Direction: No images are to be carried over; print all other material exactly as it stands.

Records from a dataset
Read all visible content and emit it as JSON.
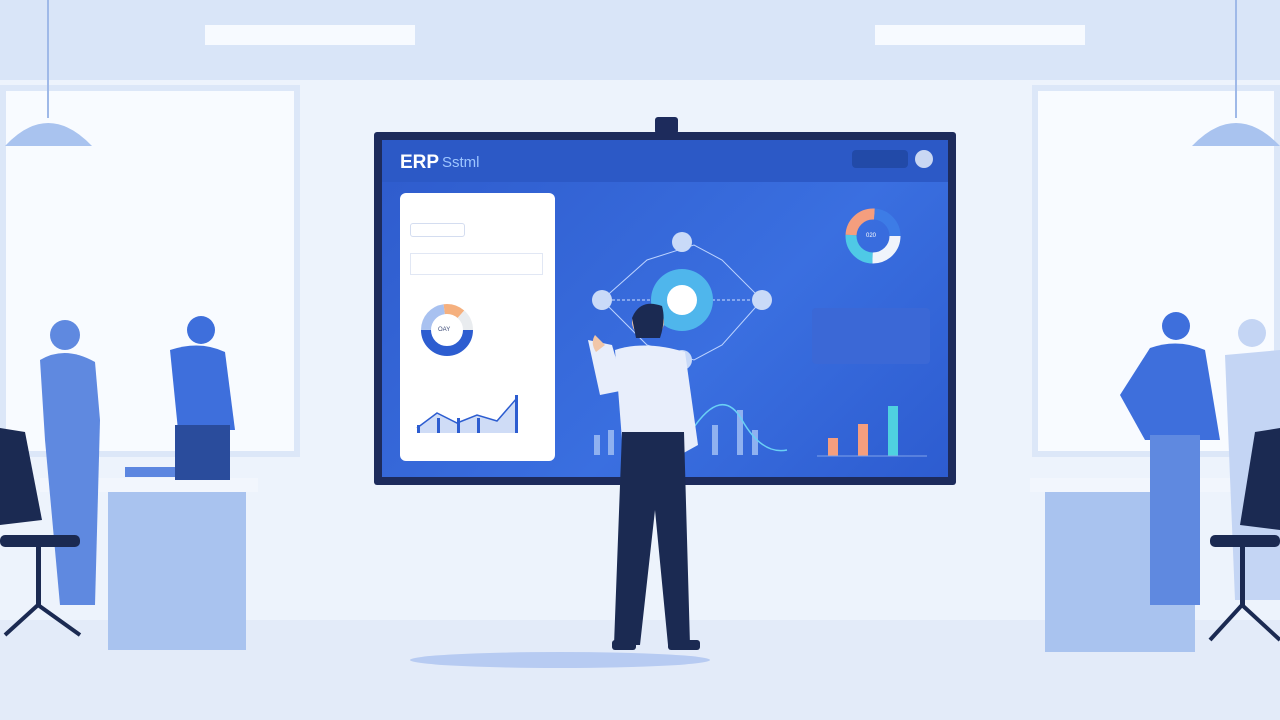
{
  "screen": {
    "title": "ERP",
    "subtitle": "Sstml",
    "left_donut_center": "OAY",
    "right_donut_center": "020"
  },
  "colors": {
    "screen_blue": "#2e5bcc",
    "bezel": "#1d2b5c",
    "accent_cyan": "#4fc9e6",
    "accent_orange": "#f59e7e",
    "person_blue": "#3e6fdc",
    "navy": "#1b2a52"
  }
}
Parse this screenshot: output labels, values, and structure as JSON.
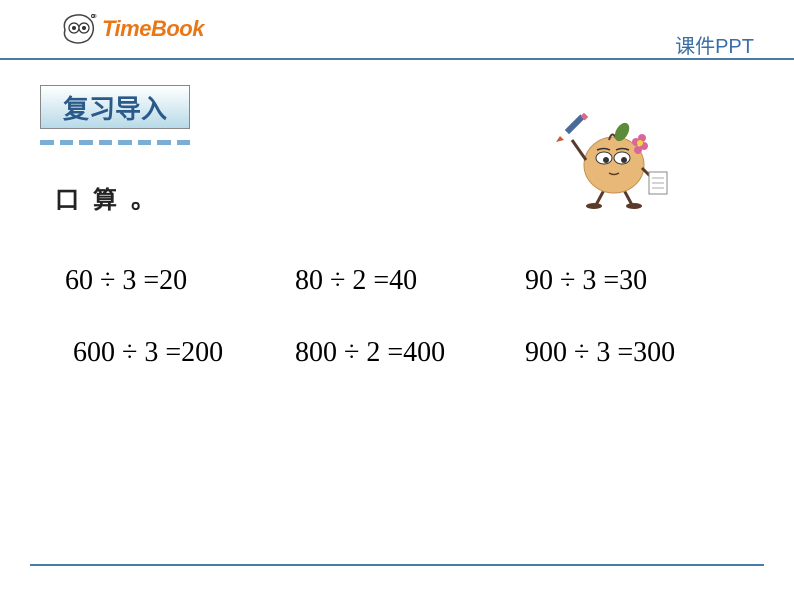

Exercise solution:
Read all visible content and emit it as JSON.
{
  "screen": {
    "title": "ERP",
    "subtitle": "Sstml",
    "left_donut_center": "OAY",
    "right_donut_center": "020"
  },
  "colors": {
    "screen_blue": "#2e5bcc",
    "bezel": "#1d2b5c",
    "accent_cyan": "#4fc9e6",
    "accent_orange": "#f59e7e",
    "person_blue": "#3e6fdc",
    "navy": "#1b2a52"
  }
}
Parse this screenshot: output labels, values, and structure as JSON.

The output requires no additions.